Extracted data entries

— Start —

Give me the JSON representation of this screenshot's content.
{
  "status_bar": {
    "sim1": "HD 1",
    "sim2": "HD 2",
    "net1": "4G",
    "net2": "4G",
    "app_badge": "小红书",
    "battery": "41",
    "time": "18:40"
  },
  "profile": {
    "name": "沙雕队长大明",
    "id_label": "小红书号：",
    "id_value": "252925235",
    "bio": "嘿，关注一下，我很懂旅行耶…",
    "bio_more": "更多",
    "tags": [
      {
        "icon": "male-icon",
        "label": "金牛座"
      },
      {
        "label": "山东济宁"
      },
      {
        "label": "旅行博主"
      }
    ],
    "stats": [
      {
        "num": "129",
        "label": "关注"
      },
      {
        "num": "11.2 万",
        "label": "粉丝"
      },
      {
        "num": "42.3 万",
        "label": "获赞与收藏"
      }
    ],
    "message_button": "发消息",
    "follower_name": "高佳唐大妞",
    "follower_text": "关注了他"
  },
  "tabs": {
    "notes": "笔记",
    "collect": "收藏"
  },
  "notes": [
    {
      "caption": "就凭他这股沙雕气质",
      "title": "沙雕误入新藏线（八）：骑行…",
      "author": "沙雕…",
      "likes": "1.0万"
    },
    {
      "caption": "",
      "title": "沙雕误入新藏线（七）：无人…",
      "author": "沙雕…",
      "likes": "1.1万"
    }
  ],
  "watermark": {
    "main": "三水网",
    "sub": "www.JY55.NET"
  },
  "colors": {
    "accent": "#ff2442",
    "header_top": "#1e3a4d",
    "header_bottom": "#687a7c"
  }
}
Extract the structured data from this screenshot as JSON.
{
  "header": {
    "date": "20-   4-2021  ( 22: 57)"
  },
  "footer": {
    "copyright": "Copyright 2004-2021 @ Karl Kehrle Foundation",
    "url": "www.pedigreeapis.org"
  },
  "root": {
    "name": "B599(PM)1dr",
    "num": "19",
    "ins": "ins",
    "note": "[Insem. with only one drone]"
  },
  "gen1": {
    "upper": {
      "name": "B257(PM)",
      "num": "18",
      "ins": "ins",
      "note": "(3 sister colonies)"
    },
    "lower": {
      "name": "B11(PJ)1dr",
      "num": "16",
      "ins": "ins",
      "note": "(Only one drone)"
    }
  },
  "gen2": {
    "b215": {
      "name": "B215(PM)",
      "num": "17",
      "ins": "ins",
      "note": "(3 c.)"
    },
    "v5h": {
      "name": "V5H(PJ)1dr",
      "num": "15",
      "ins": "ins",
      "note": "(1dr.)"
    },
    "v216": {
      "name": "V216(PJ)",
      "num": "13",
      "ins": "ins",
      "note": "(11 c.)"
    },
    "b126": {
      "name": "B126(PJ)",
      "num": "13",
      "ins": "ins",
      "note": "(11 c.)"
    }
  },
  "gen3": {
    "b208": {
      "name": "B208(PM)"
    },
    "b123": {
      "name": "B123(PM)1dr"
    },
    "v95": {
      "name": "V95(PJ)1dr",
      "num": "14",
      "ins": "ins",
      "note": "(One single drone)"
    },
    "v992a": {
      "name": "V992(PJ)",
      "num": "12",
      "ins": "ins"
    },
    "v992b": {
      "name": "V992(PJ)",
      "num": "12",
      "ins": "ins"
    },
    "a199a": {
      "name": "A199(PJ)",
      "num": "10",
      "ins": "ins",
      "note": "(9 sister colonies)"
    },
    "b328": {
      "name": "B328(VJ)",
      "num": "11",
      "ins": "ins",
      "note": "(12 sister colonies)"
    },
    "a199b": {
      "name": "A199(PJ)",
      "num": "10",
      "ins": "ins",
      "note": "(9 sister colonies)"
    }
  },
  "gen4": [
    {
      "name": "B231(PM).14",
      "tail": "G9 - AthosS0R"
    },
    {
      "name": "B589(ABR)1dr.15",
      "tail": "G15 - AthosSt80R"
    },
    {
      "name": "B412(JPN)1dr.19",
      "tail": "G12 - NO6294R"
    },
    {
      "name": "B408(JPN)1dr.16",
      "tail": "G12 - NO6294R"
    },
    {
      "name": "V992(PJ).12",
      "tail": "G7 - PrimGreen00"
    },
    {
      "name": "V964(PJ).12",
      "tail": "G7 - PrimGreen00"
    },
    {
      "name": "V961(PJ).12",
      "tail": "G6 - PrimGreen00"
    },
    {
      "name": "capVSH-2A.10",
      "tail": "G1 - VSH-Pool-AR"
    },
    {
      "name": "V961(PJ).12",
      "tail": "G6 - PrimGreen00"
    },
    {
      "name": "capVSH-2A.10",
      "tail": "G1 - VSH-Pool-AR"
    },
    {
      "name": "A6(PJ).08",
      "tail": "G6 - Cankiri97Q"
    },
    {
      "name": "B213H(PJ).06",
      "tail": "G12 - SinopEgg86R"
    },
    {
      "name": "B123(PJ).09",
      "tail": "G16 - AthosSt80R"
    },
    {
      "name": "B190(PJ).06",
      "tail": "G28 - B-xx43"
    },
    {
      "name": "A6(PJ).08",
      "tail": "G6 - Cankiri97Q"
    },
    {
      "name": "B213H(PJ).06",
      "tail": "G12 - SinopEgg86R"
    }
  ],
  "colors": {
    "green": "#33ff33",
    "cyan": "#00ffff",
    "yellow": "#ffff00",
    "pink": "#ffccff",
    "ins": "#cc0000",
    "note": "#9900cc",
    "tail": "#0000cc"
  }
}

— End —

▶ _What to work on_
Pull out every line holding "colonies" from the records above, and copy it.

▶ _Response for this exercise_
      "note": "(3 sister colonies)"
      "note": "(9 sister colonies)"
      "note": "(12 sister colonies)"
      "note": "(9 sister colonies)"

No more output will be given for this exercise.